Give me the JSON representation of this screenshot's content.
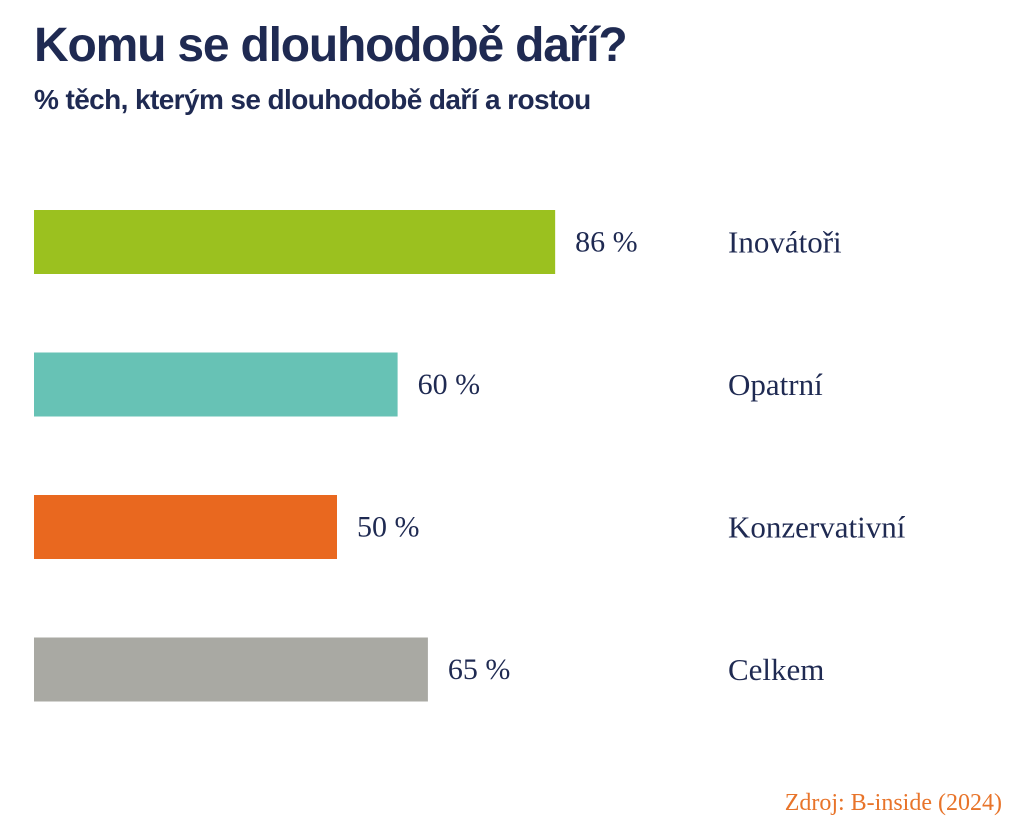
{
  "chart_data": {
    "type": "bar",
    "orientation": "horizontal",
    "title": "Komu se dlouhodobě daří?",
    "subtitle": "% těch, kterým se dlouhodobě daří a rostou",
    "categories": [
      "Inovátoři",
      "Opatrní",
      "Konzervativní",
      "Celkem"
    ],
    "values": [
      86,
      60,
      50,
      65
    ],
    "value_labels": [
      "86 %",
      "60 %",
      "50 %",
      "65 %"
    ],
    "colors": [
      "#9bc11f",
      "#67c2b5",
      "#e9681f",
      "#a9a9a3"
    ],
    "unit": "%",
    "xlim": [
      0,
      100
    ],
    "grid": false,
    "legend": "none"
  },
  "source": "Zdroj: B-inside (2024)"
}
--*--
## DIRECTIONS
In the material above, show every line where the word "dlouhodobě" turns up.

## ANSWER FOR THE TASK
    "title": "Komu se dlouhodobě daří?",
    "subtitle": "% těch, kterým se dlouhodobě daří a rostou",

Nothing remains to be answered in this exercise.